What to do: Word for word, copy all the data and drop the pictures.

Exercise material:

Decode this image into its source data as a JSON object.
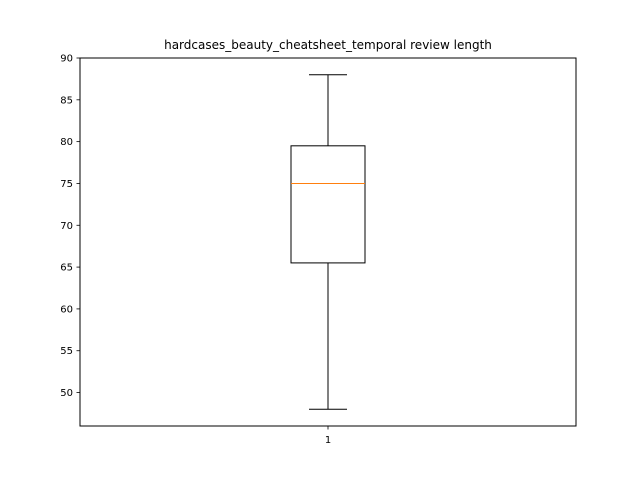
{
  "chart_data": {
    "type": "box",
    "title": "hardcases_beauty_cheatsheet_temporal review length",
    "xlabel": "",
    "ylabel": "",
    "categories": [
      "1"
    ],
    "ylim": [
      46,
      90
    ],
    "yticks": [
      50,
      55,
      60,
      65,
      70,
      75,
      80,
      85,
      90
    ],
    "grid": false,
    "boxes": [
      {
        "category": "1",
        "whisker_low": 48,
        "q1": 65.5,
        "median": 75,
        "q3": 79.5,
        "whisker_high": 88
      }
    ],
    "colors": {
      "box": "#000000",
      "median": "#ff7f0e",
      "frame": "#000000"
    }
  }
}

Full solution:
Decode this image into its source data as a JSON object.
{
  "chart_data": {
    "type": "box",
    "title": "hardcases_beauty_cheatsheet_temporal review length",
    "xlabel": "",
    "ylabel": "",
    "categories": [
      "1"
    ],
    "ylim": [
      46,
      90
    ],
    "yticks": [
      50,
      55,
      60,
      65,
      70,
      75,
      80,
      85,
      90
    ],
    "grid": false,
    "boxes": [
      {
        "category": "1",
        "whisker_low": 48,
        "q1": 65.5,
        "median": 75,
        "q3": 79.5,
        "whisker_high": 88
      }
    ],
    "colors": {
      "box": "#000000",
      "median": "#ff7f0e",
      "frame": "#000000"
    }
  }
}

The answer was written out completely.